The problem
Transcribe the listing in full, excluding any pictures.
——
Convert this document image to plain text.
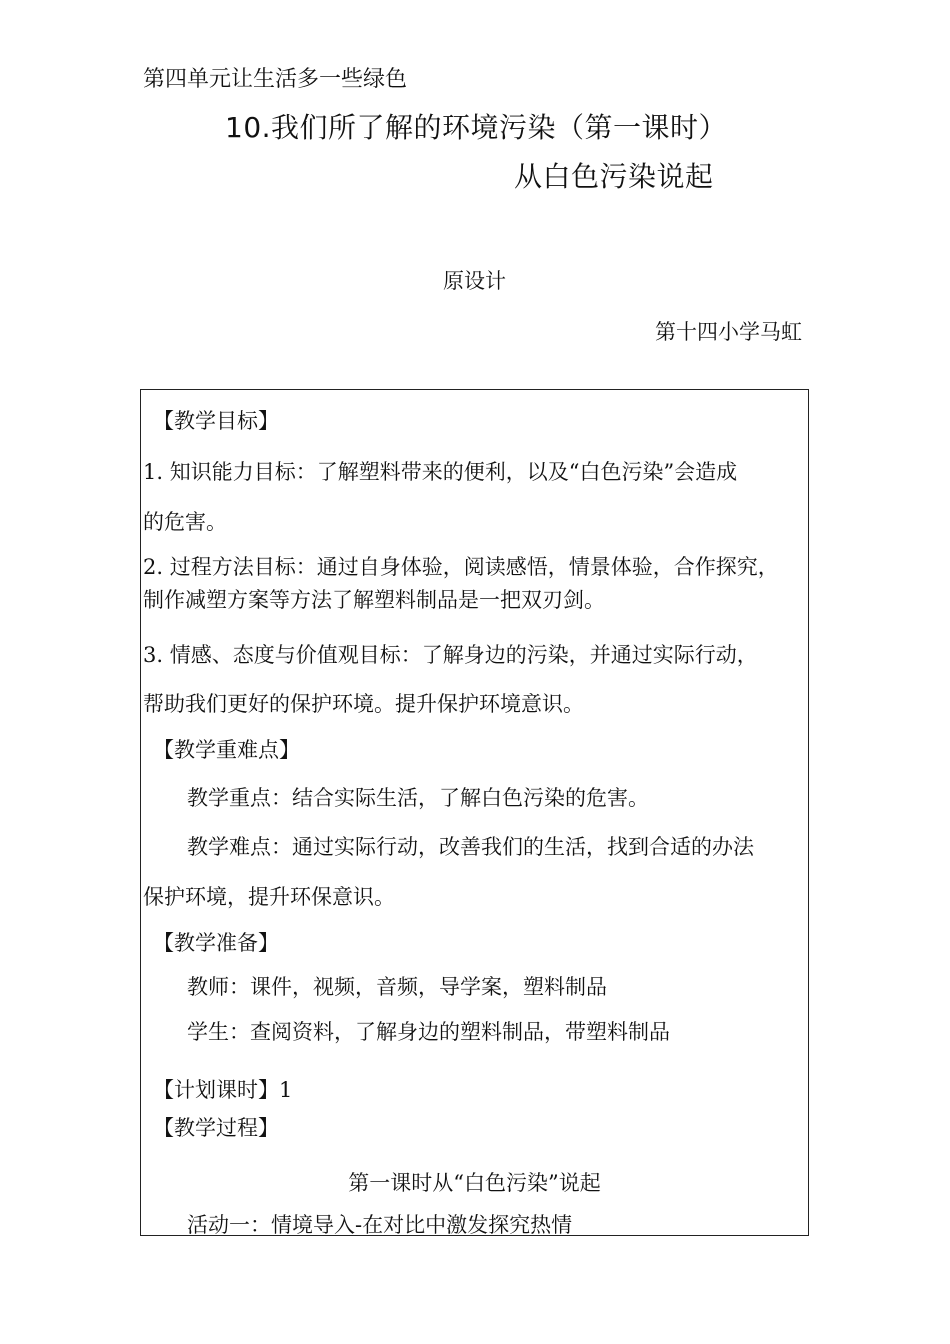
第四单元让生活多一些绿色
10.我们所了解的环境污染（第一课时）
从白色污染说起
原设计
第十四小学马虹
【教学目标】
1. 知识能力目标：了解塑料带来的便利，以及“白色污染”会造成
的危害。
2. 过程方法目标：通过自身体验，阅读感悟，情景体验，合作探究，
制作减塑方案等方法了解塑料制品是一把双刃剑。
3. 情感、态度与价值观目标：了解身边的污染，并通过实际行动，
帮助我们更好的保护环境。提升保护环境意识。
【教学重难点】
教学重点：结合实际生活，了解白色污染的危害。
教学难点：通过实际行动，改善我们的生活，找到合适的办法
保护环境，提升环保意识。
【教学准备】
教师：课件，视频，音频，导学案，塑料制品
学生：查阅资料，了解身边的塑料制品，带塑料制品
【计划课时】1
【教学过程】
第一课时从“白色污染”说起
活动一：情境导入-在对比中激发探究热情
——
Completed task
Convert this document image to plain text.
第四单元让生活多一些绿色
10.我们所了解的环境污染（第一课时）
从白色污染说起
原设计
第十四小学马虹
【教学目标】
1. 知识能力目标：了解塑料带来的便利，以及“白色污染”会造成
的危害。
2. 过程方法目标：通过自身体验，阅读感悟，情景体验，合作探究，
制作减塑方案等方法了解塑料制品是一把双刃剑。
3. 情感、态度与价值观目标：了解身边的污染，并通过实际行动，
帮助我们更好的保护环境。提升保护环境意识。
【教学重难点】
教学重点：结合实际生活，了解白色污染的危害。
教学难点：通过实际行动，改善我们的生活，找到合适的办法
保护环境，提升环保意识。
【教学准备】
教师：课件，视频，音频，导学案，塑料制品
学生：查阅资料，了解身边的塑料制品，带塑料制品
【计划课时】1
【教学过程】
第一课时从“白色污染”说起
活动一：情境导入-在对比中激发探究热情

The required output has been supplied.